:: Materials provided
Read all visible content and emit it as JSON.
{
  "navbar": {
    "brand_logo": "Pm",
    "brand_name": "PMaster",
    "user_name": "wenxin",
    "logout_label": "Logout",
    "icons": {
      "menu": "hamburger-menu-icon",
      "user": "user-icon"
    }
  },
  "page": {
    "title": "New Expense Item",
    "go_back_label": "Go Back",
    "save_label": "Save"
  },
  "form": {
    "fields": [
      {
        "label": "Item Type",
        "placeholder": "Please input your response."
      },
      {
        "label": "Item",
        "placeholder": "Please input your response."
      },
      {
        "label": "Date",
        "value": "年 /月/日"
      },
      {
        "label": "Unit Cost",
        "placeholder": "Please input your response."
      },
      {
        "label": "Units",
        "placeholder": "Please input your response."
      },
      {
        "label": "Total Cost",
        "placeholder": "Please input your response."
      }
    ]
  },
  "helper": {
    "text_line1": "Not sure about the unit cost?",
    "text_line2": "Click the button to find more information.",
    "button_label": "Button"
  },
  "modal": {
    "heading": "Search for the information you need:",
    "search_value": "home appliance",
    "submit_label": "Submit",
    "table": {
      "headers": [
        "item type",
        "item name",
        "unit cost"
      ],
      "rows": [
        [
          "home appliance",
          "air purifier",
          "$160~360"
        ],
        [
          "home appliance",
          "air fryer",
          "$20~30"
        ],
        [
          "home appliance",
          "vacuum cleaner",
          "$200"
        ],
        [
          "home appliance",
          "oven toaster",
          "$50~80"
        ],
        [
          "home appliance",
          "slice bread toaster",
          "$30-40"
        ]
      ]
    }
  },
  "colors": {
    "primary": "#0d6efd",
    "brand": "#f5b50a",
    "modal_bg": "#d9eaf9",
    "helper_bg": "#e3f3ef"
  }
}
::::
Instructions for the task - Tally the lines in the entries above that hold the word "information". Reply with nothing but that count.

Result of this task - 2